>>>>

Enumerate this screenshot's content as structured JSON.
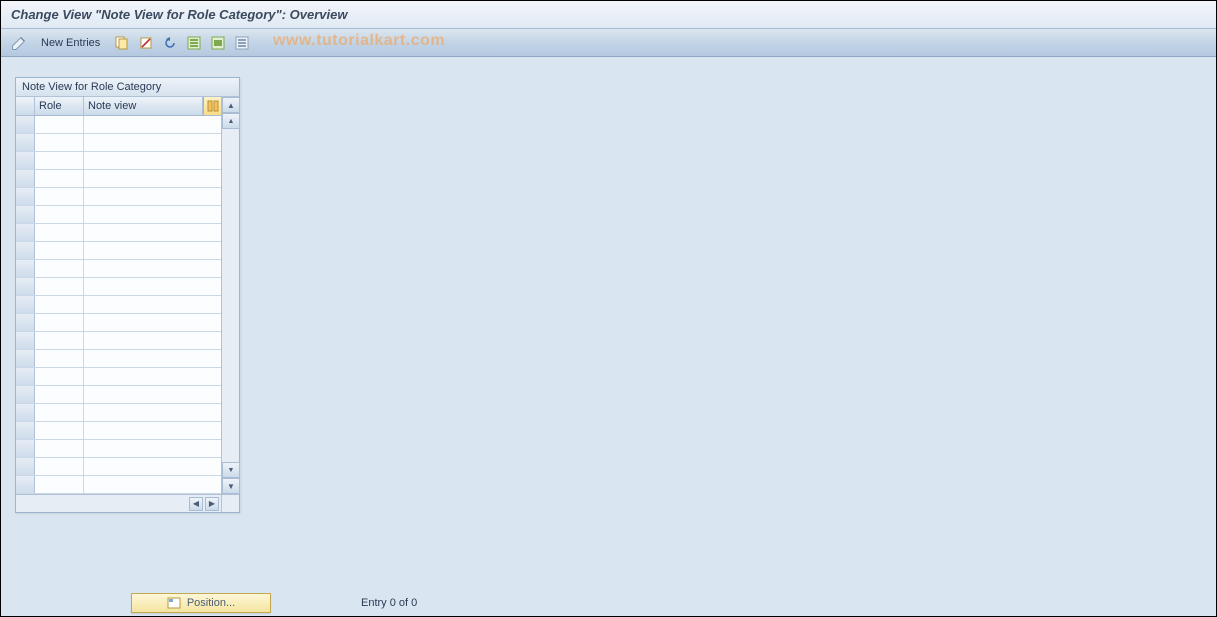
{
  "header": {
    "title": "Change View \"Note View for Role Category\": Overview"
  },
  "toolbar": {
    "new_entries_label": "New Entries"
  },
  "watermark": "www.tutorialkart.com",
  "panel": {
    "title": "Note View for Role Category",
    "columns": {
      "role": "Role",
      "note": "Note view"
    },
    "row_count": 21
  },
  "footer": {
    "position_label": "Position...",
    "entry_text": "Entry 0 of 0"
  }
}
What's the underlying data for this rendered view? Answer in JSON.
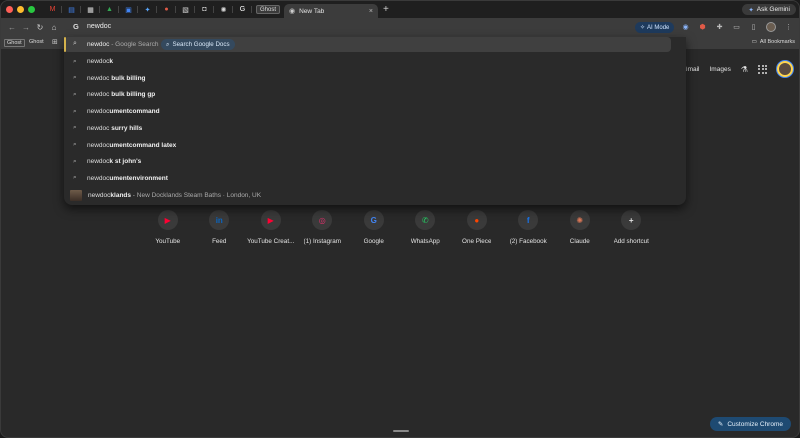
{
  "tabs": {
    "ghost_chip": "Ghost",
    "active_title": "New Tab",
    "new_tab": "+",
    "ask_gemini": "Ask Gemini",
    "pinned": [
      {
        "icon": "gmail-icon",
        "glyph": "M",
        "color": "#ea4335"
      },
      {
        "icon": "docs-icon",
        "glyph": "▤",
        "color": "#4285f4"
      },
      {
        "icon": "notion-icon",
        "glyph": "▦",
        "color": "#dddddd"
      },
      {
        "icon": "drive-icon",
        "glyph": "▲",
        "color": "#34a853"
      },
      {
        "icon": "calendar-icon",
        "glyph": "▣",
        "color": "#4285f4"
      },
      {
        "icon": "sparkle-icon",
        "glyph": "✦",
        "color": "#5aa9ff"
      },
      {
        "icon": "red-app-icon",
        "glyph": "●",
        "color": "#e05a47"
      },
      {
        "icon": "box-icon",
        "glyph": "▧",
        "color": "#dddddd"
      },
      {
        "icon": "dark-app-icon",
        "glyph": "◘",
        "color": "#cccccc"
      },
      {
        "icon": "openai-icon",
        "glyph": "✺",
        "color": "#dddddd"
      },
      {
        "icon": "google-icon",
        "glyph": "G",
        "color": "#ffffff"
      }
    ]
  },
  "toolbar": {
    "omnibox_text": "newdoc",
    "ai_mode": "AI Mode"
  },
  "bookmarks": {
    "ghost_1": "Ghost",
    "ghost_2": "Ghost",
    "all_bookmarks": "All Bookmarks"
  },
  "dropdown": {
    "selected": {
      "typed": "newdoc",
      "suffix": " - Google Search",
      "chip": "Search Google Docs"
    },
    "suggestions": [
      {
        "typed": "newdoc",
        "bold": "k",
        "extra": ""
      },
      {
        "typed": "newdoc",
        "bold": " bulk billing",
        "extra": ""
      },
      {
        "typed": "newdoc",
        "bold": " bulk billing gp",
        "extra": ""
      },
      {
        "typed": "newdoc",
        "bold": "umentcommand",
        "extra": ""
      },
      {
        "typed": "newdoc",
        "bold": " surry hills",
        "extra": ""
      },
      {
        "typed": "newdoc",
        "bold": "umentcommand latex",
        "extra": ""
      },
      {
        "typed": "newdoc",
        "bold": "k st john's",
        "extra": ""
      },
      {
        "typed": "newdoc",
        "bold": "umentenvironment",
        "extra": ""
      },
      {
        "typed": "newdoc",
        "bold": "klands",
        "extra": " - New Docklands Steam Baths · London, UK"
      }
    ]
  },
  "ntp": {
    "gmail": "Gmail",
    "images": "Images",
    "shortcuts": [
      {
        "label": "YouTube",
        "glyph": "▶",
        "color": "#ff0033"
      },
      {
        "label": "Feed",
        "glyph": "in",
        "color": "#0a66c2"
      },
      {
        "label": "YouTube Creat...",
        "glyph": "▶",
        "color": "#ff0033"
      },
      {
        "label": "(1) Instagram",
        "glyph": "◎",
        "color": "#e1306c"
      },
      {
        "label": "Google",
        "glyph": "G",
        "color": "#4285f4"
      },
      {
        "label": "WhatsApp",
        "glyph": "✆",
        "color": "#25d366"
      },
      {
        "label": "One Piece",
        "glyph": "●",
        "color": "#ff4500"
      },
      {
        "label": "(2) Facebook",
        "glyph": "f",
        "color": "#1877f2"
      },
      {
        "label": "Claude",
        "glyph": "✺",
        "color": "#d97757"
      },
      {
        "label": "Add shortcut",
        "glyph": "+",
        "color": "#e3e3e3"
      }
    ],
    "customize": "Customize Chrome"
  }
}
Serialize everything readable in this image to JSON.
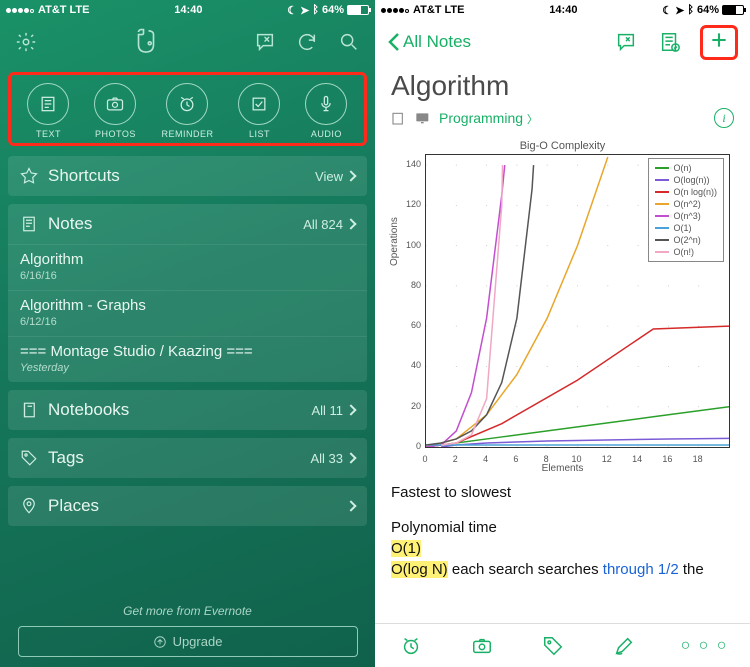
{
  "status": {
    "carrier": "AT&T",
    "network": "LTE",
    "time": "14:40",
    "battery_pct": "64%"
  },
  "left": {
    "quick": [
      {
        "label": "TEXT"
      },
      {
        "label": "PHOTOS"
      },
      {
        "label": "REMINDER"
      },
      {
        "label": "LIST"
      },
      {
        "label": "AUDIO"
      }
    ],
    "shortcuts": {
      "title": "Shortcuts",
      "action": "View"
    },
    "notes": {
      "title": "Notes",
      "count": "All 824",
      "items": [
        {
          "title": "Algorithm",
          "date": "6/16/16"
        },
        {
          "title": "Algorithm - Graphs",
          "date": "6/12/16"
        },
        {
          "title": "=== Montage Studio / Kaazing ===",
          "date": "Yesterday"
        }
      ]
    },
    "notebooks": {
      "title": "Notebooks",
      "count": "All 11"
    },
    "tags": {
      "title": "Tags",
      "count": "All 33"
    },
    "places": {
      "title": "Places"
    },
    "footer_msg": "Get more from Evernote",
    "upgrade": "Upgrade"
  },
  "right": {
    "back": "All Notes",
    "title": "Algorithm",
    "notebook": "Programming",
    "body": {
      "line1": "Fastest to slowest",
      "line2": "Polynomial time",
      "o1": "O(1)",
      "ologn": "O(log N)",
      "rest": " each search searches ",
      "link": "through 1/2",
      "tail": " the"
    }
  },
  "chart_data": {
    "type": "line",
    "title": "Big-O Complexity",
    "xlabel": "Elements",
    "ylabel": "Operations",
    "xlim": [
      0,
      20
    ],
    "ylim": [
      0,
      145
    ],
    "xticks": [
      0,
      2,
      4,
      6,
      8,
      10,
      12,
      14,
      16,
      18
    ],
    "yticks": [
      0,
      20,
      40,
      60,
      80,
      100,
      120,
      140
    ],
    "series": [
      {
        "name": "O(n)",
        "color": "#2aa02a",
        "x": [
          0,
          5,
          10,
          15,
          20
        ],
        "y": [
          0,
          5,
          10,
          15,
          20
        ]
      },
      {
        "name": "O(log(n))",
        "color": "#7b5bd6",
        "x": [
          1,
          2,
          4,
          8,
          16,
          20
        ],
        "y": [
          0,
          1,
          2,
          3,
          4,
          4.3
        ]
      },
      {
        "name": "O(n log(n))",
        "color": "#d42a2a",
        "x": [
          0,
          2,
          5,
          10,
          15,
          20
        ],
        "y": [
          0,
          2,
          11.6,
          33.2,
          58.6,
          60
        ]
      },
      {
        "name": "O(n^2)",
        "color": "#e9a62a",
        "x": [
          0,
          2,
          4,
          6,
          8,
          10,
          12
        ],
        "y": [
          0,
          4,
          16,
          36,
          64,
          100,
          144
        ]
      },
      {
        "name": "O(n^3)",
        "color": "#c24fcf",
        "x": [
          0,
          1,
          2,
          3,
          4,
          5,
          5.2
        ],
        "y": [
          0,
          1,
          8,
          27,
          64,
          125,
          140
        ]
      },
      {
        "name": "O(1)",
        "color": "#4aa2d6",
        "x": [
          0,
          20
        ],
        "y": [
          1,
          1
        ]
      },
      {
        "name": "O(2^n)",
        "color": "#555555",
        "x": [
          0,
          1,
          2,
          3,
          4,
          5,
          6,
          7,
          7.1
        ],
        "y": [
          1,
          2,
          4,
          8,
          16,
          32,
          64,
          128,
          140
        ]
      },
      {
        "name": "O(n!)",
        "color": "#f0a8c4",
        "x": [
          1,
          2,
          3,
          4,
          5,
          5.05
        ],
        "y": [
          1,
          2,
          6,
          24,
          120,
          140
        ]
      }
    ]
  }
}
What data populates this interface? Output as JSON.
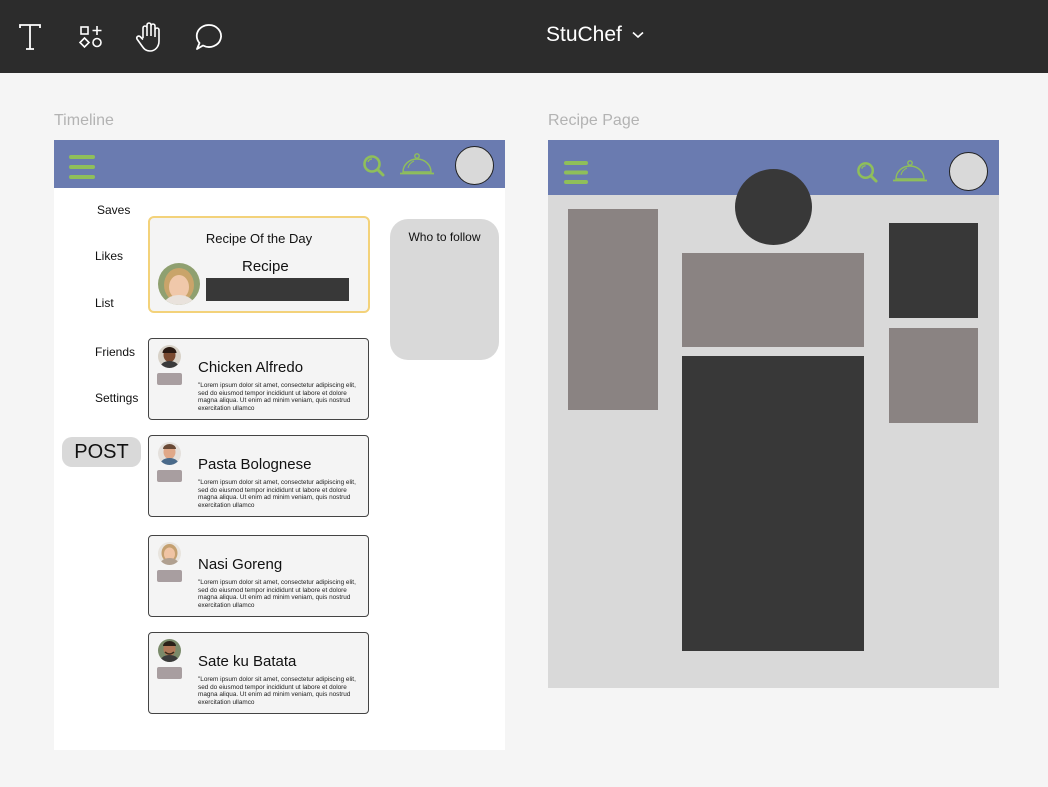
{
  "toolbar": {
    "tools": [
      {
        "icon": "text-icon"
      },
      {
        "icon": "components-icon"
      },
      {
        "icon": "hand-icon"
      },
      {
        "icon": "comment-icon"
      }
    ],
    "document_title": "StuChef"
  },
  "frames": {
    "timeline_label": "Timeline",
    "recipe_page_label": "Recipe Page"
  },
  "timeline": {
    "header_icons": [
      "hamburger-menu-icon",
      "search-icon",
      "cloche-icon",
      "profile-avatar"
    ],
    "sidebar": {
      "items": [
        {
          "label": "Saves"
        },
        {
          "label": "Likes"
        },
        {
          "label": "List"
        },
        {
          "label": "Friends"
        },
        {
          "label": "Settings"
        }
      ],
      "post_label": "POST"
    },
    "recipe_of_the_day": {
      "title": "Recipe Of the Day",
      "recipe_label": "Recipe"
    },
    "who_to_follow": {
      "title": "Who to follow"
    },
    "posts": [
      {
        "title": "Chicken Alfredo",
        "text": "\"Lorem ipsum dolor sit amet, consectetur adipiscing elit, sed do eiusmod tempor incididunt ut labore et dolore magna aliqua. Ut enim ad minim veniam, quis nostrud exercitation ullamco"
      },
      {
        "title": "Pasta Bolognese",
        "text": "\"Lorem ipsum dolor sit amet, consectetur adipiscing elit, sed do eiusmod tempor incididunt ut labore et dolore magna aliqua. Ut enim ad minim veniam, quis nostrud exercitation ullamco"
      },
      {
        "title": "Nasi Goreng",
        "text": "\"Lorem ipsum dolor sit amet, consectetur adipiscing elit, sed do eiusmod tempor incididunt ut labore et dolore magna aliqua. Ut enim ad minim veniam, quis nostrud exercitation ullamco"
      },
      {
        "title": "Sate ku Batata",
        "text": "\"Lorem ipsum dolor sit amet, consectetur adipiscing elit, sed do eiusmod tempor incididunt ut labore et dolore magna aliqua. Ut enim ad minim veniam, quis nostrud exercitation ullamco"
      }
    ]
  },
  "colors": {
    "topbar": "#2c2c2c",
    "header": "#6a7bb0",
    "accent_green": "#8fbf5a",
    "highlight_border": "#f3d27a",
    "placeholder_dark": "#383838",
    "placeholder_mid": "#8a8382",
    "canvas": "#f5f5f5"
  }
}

<<<<

# EXERCISE BRIEF:
Among the entries above, identify all lines with "bold" and copy them.

# CORRECT OUTPUT:
        "bold": "k",
        "bold": " bulk billing",
        "bold": " bulk billing gp",
        "bold": "umentcommand",
        "bold": " surry hills",
        "bold": "umentcommand latex",
        "bold": "k st john's",
        "bold": "umentenvironment",
        "bold": "klands",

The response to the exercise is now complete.